Write every record out again exactly, and keep images out of it.
------ Source records
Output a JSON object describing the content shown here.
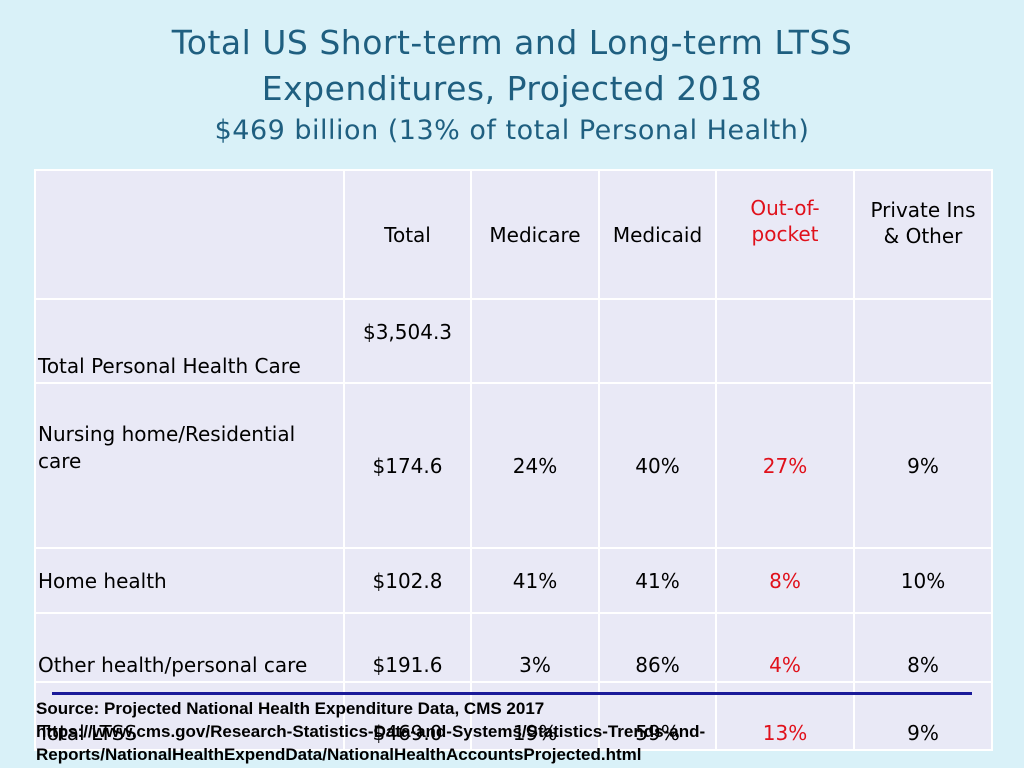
{
  "title": {
    "line1": "Total US Short-term and Long-term LTSS",
    "line2": "Expenditures, Projected 2018",
    "subtitle": "$469 billion (13% of total Personal Health)"
  },
  "table": {
    "headers": {
      "total": "Total",
      "medicare": "Medicare",
      "medicaid": "Medicaid",
      "oop_line1": "Out-of-",
      "oop_line2": "pocket",
      "priv_line1": "Private Ins",
      "priv_line2": "& Other"
    },
    "rows": [
      {
        "label": "Total Personal Health Care",
        "total": "$3,504.3",
        "medicare": "",
        "medicaid": "",
        "oop": "",
        "private": ""
      },
      {
        "label": "Nursing home/Residential care",
        "total": "$174.6",
        "medicare": "24%",
        "medicaid": "40%",
        "oop": "27%",
        "private": "9%"
      },
      {
        "label": "Home health",
        "total": "$102.8",
        "medicare": "41%",
        "medicaid": "41%",
        "oop": "8%",
        "private": "10%"
      },
      {
        "label": "Other health/personal care",
        "total": "$191.6",
        "medicare": "3%",
        "medicaid": "86%",
        "oop": "4%",
        "private": "8%"
      },
      {
        "label": "Total LTSS",
        "total": "$469.0",
        "medicare": "19%",
        "medicaid": "59%",
        "oop": "13%",
        "private": "9%"
      }
    ]
  },
  "source": {
    "line1": "Source: Projected National Health Expenditure Data, CMS 2017",
    "line2": "https://www.cms.gov/Research-Statistics-Data-and-Systems/Statistics-Trends-and-",
    "line3": "Reports/NationalHealthExpendData/NationalHealthAccountsProjected.html"
  },
  "colors": {
    "background": "#d9f1f8",
    "title": "#1f5f80",
    "out_of_pocket": "#e0111b",
    "rule": "#1a1a99"
  }
}
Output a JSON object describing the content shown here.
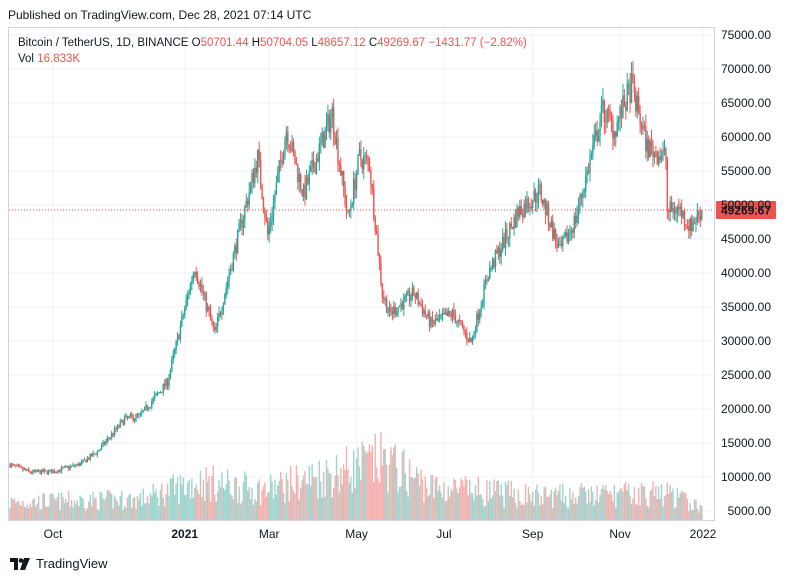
{
  "header": {
    "published": "Published on TradingView.com, Dec 28, 2021 07:14 UTC"
  },
  "legend": {
    "symbol": "Bitcoin / TetherUS, 1D, BINANCE",
    "o_label": "O",
    "o_value": "50701.44",
    "h_label": "H",
    "h_value": "50704.05",
    "l_label": "L",
    "l_value": "48657.12",
    "c_label": "C",
    "c_value": "49269.67",
    "change": "−1431.77 (−2.82%)",
    "vol_label": "Vol",
    "vol_value": "16.833K"
  },
  "footer": {
    "brand": "TradingView"
  },
  "colors": {
    "up": "#26a69a",
    "down": "#ef5350",
    "vol_up": "#9fd4ce",
    "vol_down": "#f4b0ae",
    "grid": "#f0f3fa"
  },
  "chart_data": {
    "type": "candlestick",
    "title": "Bitcoin / TetherUS, 1D, BINANCE",
    "y_ticks": [
      "75000.00",
      "70000.00",
      "65000.00",
      "60000.00",
      "55000.00",
      "50000.00",
      "45000.00",
      "40000.00",
      "35000.00",
      "30000.00",
      "25000.00",
      "20000.00",
      "15000.00",
      "10000.00",
      "5000.00"
    ],
    "y_range": [
      5000,
      75000
    ],
    "x_ticks": [
      "Oct",
      "2021",
      "Mar",
      "May",
      "Jul",
      "Sep",
      "Nov",
      "2022"
    ],
    "x_range": [
      "2020-09-01",
      "2021-12-31"
    ],
    "last_price": "49269.67",
    "price_path": [
      {
        "date": "2020-09-01",
        "price": 11800
      },
      {
        "date": "2020-09-15",
        "price": 10700
      },
      {
        "date": "2020-10-01",
        "price": 10800
      },
      {
        "date": "2020-10-20",
        "price": 11900
      },
      {
        "date": "2020-11-01",
        "price": 13700
      },
      {
        "date": "2020-11-20",
        "price": 18500
      },
      {
        "date": "2020-12-01",
        "price": 19000
      },
      {
        "date": "2020-12-20",
        "price": 24000
      },
      {
        "date": "2021-01-08",
        "price": 41000
      },
      {
        "date": "2021-01-22",
        "price": 31000
      },
      {
        "date": "2021-02-08",
        "price": 46000
      },
      {
        "date": "2021-02-21",
        "price": 57000
      },
      {
        "date": "2021-02-28",
        "price": 45500
      },
      {
        "date": "2021-03-13",
        "price": 61200
      },
      {
        "date": "2021-03-25",
        "price": 51500
      },
      {
        "date": "2021-04-14",
        "price": 63500
      },
      {
        "date": "2021-04-25",
        "price": 48000
      },
      {
        "date": "2021-05-03",
        "price": 57000
      },
      {
        "date": "2021-05-10",
        "price": 56000
      },
      {
        "date": "2021-05-19",
        "price": 37000
      },
      {
        "date": "2021-05-24",
        "price": 34000
      },
      {
        "date": "2021-06-10",
        "price": 37000
      },
      {
        "date": "2021-06-22",
        "price": 32500
      },
      {
        "date": "2021-07-07",
        "price": 34000
      },
      {
        "date": "2021-07-20",
        "price": 29800
      },
      {
        "date": "2021-08-01",
        "price": 40000
      },
      {
        "date": "2021-08-22",
        "price": 49000
      },
      {
        "date": "2021-09-06",
        "price": 52000
      },
      {
        "date": "2021-09-20",
        "price": 43000
      },
      {
        "date": "2021-10-01",
        "price": 48000
      },
      {
        "date": "2021-10-20",
        "price": 64000
      },
      {
        "date": "2021-10-28",
        "price": 61000
      },
      {
        "date": "2021-11-09",
        "price": 67500
      },
      {
        "date": "2021-11-20",
        "price": 58500
      },
      {
        "date": "2021-12-03",
        "price": 57000
      },
      {
        "date": "2021-12-04",
        "price": 49000
      },
      {
        "date": "2021-12-12",
        "price": 49500
      },
      {
        "date": "2021-12-20",
        "price": 46800
      },
      {
        "date": "2021-12-28",
        "price": 49269.67
      }
    ],
    "volume_path": [
      {
        "date": "2020-09-01",
        "volume": 60
      },
      {
        "date": "2020-12-01",
        "volume": 70
      },
      {
        "date": "2021-01-11",
        "volume": 130
      },
      {
        "date": "2021-02-25",
        "volume": 100
      },
      {
        "date": "2021-05-19",
        "volume": 200
      },
      {
        "date": "2021-06-22",
        "volume": 110
      },
      {
        "date": "2021-09-07",
        "volume": 80
      },
      {
        "date": "2021-12-04",
        "volume": 90
      },
      {
        "date": "2021-12-28",
        "volume": 40
      }
    ]
  }
}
------------
* **Final answer**
Output a JSON object describing the content shown here.
{
  "title": {
    "line1": "Total US Short-term and Long-term LTSS",
    "line2": "Expenditures, Projected 2018",
    "subtitle": "$469 billion (13% of total Personal Health)"
  },
  "table": {
    "headers": {
      "total": "Total",
      "medicare": "Medicare",
      "medicaid": "Medicaid",
      "oop_line1": "Out-of-",
      "oop_line2": "pocket",
      "priv_line1": "Private Ins",
      "priv_line2": "& Other"
    },
    "rows": [
      {
        "label": "Total Personal Health Care",
        "total": "$3,504.3",
        "medicare": "",
        "medicaid": "",
        "oop": "",
        "private": ""
      },
      {
        "label": "Nursing home/Residential care",
        "total": "$174.6",
        "medicare": "24%",
        "medicaid": "40%",
        "oop": "27%",
        "private": "9%"
      },
      {
        "label": "Home health",
        "total": "$102.8",
        "medicare": "41%",
        "medicaid": "41%",
        "oop": "8%",
        "private": "10%"
      },
      {
        "label": "Other health/personal care",
        "total": "$191.6",
        "medicare": "3%",
        "medicaid": "86%",
        "oop": "4%",
        "private": "8%"
      },
      {
        "label": "Total LTSS",
        "total": "$469.0",
        "medicare": "19%",
        "medicaid": "59%",
        "oop": "13%",
        "private": "9%"
      }
    ]
  },
  "source": {
    "line1": "Source: Projected National Health Expenditure Data, CMS 2017",
    "line2": "https://www.cms.gov/Research-Statistics-Data-and-Systems/Statistics-Trends-and-",
    "line3": "Reports/NationalHealthExpendData/NationalHealthAccountsProjected.html"
  },
  "colors": {
    "background": "#d9f1f8",
    "title": "#1f5f80",
    "out_of_pocket": "#e0111b",
    "rule": "#1a1a99"
  }
}
Output a JSON object describing the content shown here.
{
  "header": {
    "published": "Published on TradingView.com, Dec 28, 2021 07:14 UTC"
  },
  "legend": {
    "symbol": "Bitcoin / TetherUS, 1D, BINANCE",
    "o_label": "O",
    "o_value": "50701.44",
    "h_label": "H",
    "h_value": "50704.05",
    "l_label": "L",
    "l_value": "48657.12",
    "c_label": "C",
    "c_value": "49269.67",
    "change": "−1431.77 (−2.82%)",
    "vol_label": "Vol",
    "vol_value": "16.833K"
  },
  "footer": {
    "brand": "TradingView"
  },
  "colors": {
    "up": "#26a69a",
    "down": "#ef5350",
    "vol_up": "#9fd4ce",
    "vol_down": "#f4b0ae",
    "grid": "#f0f3fa"
  },
  "chart_data": {
    "type": "candlestick",
    "title": "Bitcoin / TetherUS, 1D, BINANCE",
    "y_ticks": [
      "75000.00",
      "70000.00",
      "65000.00",
      "60000.00",
      "55000.00",
      "50000.00",
      "45000.00",
      "40000.00",
      "35000.00",
      "30000.00",
      "25000.00",
      "20000.00",
      "15000.00",
      "10000.00",
      "5000.00"
    ],
    "y_range": [
      5000,
      75000
    ],
    "x_ticks": [
      "Oct",
      "2021",
      "Mar",
      "May",
      "Jul",
      "Sep",
      "Nov",
      "2022"
    ],
    "x_range": [
      "2020-09-01",
      "2021-12-31"
    ],
    "last_price": "49269.67",
    "price_path": [
      {
        "date": "2020-09-01",
        "price": 11800
      },
      {
        "date": "2020-09-15",
        "price": 10700
      },
      {
        "date": "2020-10-01",
        "price": 10800
      },
      {
        "date": "2020-10-20",
        "price": 11900
      },
      {
        "date": "2020-11-01",
        "price": 13700
      },
      {
        "date": "2020-11-20",
        "price": 18500
      },
      {
        "date": "2020-12-01",
        "price": 19000
      },
      {
        "date": "2020-12-20",
        "price": 24000
      },
      {
        "date": "2021-01-08",
        "price": 41000
      },
      {
        "date": "2021-01-22",
        "price": 31000
      },
      {
        "date": "2021-02-08",
        "price": 46000
      },
      {
        "date": "2021-02-21",
        "price": 57000
      },
      {
        "date": "2021-02-28",
        "price": 45500
      },
      {
        "date": "2021-03-13",
        "price": 61200
      },
      {
        "date": "2021-03-25",
        "price": 51500
      },
      {
        "date": "2021-04-14",
        "price": 63500
      },
      {
        "date": "2021-04-25",
        "price": 48000
      },
      {
        "date": "2021-05-03",
        "price": 57000
      },
      {
        "date": "2021-05-10",
        "price": 56000
      },
      {
        "date": "2021-05-19",
        "price": 37000
      },
      {
        "date": "2021-05-24",
        "price": 34000
      },
      {
        "date": "2021-06-10",
        "price": 37000
      },
      {
        "date": "2021-06-22",
        "price": 32500
      },
      {
        "date": "2021-07-07",
        "price": 34000
      },
      {
        "date": "2021-07-20",
        "price": 29800
      },
      {
        "date": "2021-08-01",
        "price": 40000
      },
      {
        "date": "2021-08-22",
        "price": 49000
      },
      {
        "date": "2021-09-06",
        "price": 52000
      },
      {
        "date": "2021-09-20",
        "price": 43000
      },
      {
        "date": "2021-10-01",
        "price": 48000
      },
      {
        "date": "2021-10-20",
        "price": 64000
      },
      {
        "date": "2021-10-28",
        "price": 61000
      },
      {
        "date": "2021-11-09",
        "price": 67500
      },
      {
        "date": "2021-11-20",
        "price": 58500
      },
      {
        "date": "2021-12-03",
        "price": 57000
      },
      {
        "date": "2021-12-04",
        "price": 49000
      },
      {
        "date": "2021-12-12",
        "price": 49500
      },
      {
        "date": "2021-12-20",
        "price": 46800
      },
      {
        "date": "2021-12-28",
        "price": 49269.67
      }
    ],
    "volume_path": [
      {
        "date": "2020-09-01",
        "volume": 60
      },
      {
        "date": "2020-12-01",
        "volume": 70
      },
      {
        "date": "2021-01-11",
        "volume": 130
      },
      {
        "date": "2021-02-25",
        "volume": 100
      },
      {
        "date": "2021-05-19",
        "volume": 200
      },
      {
        "date": "2021-06-22",
        "volume": 110
      },
      {
        "date": "2021-09-07",
        "volume": 80
      },
      {
        "date": "2021-12-04",
        "volume": 90
      },
      {
        "date": "2021-12-28",
        "volume": 40
      }
    ]
  }
}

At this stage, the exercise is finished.